(begin)

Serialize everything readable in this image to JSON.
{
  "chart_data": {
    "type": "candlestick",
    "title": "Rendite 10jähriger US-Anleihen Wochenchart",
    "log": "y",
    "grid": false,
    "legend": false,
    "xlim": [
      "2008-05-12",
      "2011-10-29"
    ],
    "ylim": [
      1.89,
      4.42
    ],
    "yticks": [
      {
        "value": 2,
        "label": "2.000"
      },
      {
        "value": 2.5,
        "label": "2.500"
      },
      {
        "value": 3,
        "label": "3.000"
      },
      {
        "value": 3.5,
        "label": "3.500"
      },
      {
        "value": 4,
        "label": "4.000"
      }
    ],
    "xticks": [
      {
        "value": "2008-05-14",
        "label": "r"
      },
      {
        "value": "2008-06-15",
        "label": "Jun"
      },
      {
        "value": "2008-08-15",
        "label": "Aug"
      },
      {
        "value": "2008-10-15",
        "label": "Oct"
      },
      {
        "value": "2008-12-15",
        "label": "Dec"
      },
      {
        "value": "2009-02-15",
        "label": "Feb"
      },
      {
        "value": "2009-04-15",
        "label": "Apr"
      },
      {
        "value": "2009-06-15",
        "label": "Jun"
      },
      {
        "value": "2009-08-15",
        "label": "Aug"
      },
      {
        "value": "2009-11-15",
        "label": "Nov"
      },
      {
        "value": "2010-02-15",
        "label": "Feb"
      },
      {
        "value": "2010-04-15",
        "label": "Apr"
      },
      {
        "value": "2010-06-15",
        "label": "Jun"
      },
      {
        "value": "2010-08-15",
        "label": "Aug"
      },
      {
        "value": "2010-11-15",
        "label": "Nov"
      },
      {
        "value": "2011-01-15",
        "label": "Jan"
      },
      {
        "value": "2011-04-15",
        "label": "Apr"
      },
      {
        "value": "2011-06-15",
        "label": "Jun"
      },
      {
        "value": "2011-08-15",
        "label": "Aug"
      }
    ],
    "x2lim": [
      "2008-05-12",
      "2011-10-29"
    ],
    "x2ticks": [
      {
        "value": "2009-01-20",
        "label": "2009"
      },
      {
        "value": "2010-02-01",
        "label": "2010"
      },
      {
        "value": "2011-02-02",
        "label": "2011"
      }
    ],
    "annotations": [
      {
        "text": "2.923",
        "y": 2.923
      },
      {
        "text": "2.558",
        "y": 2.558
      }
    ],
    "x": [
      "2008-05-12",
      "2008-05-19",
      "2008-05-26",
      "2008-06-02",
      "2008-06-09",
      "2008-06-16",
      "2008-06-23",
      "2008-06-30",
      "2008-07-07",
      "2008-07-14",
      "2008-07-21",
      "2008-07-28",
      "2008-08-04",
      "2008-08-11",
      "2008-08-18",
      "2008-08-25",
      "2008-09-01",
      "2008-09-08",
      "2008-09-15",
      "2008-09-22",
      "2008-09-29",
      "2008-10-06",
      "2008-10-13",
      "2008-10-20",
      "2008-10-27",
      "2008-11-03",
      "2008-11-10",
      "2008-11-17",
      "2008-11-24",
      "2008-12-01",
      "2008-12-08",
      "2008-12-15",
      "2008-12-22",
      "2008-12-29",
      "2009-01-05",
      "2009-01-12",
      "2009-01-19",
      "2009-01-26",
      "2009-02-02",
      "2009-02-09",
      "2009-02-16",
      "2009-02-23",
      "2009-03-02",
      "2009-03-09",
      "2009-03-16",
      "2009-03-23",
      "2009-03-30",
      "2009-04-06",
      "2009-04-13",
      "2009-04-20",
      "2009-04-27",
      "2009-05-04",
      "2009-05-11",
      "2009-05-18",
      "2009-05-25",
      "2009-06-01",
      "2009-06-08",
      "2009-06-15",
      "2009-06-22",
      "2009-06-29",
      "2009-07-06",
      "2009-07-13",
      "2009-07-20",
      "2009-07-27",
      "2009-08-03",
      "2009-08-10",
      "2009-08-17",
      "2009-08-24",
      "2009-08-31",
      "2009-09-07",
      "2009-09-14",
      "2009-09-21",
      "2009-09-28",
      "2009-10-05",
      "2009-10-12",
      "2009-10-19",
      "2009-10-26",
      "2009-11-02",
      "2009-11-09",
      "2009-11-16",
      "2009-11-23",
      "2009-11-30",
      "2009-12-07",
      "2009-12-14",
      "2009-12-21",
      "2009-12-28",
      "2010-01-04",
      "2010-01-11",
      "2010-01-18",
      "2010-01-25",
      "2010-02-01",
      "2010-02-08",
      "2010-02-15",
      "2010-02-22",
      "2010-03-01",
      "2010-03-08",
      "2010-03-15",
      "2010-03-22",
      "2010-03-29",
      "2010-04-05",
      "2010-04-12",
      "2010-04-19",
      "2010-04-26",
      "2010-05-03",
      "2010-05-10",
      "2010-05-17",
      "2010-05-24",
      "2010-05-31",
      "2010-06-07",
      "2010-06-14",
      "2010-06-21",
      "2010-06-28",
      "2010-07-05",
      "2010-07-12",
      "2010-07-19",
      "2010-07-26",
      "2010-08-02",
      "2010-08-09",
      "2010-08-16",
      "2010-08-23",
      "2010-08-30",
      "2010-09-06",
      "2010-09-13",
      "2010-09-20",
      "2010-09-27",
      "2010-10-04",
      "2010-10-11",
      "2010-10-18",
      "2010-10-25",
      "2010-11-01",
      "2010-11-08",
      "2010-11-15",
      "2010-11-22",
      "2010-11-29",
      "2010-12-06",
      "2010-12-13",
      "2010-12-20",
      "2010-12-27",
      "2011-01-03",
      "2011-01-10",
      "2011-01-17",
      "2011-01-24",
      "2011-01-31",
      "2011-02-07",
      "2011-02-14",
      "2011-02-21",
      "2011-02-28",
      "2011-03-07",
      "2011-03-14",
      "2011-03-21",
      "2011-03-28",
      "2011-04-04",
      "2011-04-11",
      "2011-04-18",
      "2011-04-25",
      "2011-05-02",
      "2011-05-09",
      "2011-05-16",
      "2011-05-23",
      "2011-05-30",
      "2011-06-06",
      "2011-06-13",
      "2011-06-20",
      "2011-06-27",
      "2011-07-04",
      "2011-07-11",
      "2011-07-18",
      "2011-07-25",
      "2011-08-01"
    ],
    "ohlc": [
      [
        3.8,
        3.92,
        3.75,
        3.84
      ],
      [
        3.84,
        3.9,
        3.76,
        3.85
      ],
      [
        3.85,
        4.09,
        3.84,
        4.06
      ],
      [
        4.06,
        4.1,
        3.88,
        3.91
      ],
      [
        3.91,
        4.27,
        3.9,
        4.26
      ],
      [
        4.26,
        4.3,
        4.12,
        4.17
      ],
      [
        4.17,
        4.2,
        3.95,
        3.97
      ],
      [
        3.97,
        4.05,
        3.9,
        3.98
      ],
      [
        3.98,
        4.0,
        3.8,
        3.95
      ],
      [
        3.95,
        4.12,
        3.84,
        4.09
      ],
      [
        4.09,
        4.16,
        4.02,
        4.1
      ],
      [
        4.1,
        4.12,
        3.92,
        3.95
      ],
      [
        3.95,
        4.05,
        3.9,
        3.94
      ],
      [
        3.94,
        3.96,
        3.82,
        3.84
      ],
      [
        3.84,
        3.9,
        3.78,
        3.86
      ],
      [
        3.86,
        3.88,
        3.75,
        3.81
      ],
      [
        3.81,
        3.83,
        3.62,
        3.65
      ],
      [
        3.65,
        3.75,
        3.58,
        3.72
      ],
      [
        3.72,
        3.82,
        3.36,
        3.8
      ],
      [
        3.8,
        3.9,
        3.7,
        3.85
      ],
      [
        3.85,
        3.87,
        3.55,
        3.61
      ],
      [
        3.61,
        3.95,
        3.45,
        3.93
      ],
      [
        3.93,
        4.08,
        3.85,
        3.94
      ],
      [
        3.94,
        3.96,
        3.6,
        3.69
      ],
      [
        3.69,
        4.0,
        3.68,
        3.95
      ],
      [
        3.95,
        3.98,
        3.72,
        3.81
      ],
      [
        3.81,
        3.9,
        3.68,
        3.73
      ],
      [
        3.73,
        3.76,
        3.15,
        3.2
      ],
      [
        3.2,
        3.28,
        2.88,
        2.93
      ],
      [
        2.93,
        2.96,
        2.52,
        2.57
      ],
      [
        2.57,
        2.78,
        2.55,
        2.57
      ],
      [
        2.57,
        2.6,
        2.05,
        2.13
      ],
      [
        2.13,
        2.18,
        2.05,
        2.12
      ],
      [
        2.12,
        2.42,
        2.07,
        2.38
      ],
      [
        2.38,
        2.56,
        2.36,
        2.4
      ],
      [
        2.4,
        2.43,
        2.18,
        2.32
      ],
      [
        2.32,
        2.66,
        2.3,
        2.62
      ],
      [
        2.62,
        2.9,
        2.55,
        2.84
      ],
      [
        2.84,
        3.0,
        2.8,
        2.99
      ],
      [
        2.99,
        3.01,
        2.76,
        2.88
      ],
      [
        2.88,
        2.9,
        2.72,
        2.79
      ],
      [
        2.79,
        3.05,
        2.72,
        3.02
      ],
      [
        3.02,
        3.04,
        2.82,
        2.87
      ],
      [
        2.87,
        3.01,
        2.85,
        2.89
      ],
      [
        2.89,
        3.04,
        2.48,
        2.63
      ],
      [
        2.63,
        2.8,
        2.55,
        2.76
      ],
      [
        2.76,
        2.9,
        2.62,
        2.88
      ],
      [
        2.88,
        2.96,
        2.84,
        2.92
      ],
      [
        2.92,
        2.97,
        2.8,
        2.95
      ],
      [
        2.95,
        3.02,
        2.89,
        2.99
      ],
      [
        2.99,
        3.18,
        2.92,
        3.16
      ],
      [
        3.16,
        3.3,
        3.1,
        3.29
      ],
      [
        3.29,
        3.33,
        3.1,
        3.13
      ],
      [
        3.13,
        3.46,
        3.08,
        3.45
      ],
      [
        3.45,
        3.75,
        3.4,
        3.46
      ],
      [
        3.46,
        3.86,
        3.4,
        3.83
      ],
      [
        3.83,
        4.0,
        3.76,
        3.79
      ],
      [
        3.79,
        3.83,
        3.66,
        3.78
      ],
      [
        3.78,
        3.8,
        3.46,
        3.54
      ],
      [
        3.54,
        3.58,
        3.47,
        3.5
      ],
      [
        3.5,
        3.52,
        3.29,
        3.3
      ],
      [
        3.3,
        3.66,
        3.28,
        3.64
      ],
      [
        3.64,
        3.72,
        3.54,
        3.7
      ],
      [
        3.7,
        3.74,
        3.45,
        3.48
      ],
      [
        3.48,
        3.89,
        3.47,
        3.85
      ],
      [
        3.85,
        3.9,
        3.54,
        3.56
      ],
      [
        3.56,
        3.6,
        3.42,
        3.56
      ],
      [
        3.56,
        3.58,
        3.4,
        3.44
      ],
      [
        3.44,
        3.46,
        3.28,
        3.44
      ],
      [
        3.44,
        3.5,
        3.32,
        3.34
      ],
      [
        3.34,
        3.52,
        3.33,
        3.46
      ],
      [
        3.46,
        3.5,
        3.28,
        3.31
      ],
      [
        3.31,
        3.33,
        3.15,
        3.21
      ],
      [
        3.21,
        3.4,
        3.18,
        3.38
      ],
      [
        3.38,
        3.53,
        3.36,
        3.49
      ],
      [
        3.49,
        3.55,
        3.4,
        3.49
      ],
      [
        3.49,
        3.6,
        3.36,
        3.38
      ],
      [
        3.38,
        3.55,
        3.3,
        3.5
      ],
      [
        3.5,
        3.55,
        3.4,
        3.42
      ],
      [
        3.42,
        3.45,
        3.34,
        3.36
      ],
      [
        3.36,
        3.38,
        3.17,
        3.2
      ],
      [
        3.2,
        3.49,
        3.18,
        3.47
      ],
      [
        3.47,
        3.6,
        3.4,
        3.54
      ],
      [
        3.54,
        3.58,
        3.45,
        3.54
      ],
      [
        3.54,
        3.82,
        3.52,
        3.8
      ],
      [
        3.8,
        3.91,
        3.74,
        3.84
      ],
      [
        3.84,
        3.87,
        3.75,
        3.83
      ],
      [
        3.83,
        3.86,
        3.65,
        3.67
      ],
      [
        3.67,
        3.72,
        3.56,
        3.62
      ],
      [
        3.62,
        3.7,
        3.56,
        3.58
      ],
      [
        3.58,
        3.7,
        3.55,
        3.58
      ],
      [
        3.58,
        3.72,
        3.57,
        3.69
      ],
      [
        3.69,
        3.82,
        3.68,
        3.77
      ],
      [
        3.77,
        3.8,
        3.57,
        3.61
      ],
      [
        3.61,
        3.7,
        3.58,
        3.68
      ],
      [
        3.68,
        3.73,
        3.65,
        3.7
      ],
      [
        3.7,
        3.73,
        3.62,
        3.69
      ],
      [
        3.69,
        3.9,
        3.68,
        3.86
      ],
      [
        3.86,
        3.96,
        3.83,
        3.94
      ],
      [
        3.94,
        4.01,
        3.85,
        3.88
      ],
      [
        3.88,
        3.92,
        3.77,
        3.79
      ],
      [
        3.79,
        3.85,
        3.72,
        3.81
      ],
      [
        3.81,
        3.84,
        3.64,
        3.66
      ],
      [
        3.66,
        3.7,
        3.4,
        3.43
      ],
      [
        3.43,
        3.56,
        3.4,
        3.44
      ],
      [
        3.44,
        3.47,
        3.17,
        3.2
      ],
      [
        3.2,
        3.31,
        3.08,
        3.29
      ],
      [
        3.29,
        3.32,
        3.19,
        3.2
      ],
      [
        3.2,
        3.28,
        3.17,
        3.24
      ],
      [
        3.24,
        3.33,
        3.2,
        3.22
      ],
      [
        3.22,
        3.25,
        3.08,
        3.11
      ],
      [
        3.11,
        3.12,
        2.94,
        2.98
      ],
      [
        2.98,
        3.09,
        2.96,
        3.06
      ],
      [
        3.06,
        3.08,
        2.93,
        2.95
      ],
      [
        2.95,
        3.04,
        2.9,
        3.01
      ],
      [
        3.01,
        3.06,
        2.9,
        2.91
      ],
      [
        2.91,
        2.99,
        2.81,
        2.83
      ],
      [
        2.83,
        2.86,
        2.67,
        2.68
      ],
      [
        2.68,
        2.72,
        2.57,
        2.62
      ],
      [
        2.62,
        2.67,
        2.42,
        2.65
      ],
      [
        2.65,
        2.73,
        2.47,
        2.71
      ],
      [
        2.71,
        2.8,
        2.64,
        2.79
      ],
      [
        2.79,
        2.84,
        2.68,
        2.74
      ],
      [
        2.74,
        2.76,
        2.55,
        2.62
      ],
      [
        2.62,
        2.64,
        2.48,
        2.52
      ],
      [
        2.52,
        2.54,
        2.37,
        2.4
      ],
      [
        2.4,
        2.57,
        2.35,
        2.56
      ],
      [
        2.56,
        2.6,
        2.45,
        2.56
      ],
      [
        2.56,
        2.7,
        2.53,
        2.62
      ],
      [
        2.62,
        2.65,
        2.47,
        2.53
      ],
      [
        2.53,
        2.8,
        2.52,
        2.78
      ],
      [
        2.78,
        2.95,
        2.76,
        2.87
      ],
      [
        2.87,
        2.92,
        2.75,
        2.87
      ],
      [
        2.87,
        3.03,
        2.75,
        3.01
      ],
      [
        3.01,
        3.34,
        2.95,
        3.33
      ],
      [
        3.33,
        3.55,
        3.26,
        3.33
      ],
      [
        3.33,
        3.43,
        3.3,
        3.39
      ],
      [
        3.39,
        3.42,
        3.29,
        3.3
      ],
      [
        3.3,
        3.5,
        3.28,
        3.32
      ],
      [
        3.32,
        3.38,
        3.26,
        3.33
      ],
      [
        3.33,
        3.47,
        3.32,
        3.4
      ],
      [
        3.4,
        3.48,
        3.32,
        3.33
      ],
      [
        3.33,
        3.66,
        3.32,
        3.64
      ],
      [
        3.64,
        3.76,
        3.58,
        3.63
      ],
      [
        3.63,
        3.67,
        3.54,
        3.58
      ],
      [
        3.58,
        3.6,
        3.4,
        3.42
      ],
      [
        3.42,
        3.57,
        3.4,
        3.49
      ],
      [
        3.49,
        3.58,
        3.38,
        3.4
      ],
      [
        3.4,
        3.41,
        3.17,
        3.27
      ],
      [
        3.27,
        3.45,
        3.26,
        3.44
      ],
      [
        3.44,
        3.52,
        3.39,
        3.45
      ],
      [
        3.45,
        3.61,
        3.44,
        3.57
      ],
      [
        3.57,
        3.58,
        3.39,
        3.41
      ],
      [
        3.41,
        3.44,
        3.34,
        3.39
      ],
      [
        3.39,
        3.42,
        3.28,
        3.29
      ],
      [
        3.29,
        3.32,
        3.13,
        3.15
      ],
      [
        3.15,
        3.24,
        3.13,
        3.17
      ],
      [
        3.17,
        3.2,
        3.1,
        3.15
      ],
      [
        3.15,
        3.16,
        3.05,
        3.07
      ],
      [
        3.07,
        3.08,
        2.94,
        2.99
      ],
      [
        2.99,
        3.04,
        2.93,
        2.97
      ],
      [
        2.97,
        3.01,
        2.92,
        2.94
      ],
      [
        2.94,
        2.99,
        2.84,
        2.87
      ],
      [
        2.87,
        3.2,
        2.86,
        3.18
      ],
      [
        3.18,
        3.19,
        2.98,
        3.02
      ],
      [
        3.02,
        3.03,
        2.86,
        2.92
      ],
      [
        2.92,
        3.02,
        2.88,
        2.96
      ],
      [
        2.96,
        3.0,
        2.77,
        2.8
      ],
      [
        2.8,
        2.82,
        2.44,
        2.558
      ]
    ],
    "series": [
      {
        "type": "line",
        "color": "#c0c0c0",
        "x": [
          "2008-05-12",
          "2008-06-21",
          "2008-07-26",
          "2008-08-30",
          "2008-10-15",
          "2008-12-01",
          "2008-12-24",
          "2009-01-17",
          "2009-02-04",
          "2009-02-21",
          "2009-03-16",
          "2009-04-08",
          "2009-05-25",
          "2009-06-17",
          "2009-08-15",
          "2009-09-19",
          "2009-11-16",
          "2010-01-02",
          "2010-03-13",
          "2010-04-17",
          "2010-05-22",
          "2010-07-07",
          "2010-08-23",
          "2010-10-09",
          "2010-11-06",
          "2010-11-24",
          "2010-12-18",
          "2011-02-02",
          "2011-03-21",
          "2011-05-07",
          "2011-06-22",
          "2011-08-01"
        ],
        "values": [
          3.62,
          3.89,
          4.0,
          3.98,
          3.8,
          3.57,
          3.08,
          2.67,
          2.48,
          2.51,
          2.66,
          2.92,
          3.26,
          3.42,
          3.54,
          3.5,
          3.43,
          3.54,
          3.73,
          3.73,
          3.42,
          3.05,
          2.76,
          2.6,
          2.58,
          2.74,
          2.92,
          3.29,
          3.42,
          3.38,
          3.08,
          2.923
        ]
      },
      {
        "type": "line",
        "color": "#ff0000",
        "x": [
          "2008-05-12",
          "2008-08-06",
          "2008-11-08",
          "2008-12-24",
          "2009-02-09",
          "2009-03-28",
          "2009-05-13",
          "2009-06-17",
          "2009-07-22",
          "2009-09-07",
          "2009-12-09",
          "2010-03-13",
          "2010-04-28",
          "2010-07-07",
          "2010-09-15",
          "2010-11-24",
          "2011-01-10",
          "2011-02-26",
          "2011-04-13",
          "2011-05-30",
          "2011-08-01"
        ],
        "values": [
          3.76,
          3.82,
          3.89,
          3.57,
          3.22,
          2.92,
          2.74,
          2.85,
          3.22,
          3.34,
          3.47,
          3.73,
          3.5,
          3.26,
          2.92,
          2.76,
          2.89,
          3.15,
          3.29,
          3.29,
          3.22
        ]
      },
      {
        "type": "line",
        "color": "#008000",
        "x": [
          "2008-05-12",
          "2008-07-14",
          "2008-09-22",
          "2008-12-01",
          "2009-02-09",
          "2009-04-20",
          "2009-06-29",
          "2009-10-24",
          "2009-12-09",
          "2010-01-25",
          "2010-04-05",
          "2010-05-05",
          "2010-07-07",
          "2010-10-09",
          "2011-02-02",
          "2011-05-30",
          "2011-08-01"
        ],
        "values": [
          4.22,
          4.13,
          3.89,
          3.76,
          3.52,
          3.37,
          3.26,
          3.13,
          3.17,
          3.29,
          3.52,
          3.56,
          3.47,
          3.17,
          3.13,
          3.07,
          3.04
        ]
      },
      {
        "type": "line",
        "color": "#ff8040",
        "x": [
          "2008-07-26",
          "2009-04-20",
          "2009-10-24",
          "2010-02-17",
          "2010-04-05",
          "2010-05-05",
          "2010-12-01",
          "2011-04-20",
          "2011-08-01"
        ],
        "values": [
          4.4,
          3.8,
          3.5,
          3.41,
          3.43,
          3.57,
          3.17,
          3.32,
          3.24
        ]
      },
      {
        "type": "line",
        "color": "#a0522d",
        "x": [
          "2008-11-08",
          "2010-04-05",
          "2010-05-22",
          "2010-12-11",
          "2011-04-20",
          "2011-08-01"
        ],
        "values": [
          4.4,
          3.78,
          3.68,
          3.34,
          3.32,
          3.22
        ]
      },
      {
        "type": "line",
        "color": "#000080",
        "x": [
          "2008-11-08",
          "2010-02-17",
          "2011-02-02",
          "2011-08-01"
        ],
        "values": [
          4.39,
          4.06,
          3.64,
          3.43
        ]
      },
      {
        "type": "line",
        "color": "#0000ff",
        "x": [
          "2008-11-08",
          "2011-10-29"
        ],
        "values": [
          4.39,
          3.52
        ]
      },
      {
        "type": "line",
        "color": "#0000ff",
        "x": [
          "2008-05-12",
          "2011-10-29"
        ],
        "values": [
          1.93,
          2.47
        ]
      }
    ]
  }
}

(end)

# DESCRIPTION OF THE TASK
Scan the material line by line and report each one that contains "color".

# THE SOLUTION
        "color": "#c0c0c0",
        "color": "#ff0000",
        "color": "#008000",
        "color": "#ff8040",
        "color": "#a0522d",
        "color": "#000080",
        "color": "#0000ff",
        "color": "#0000ff",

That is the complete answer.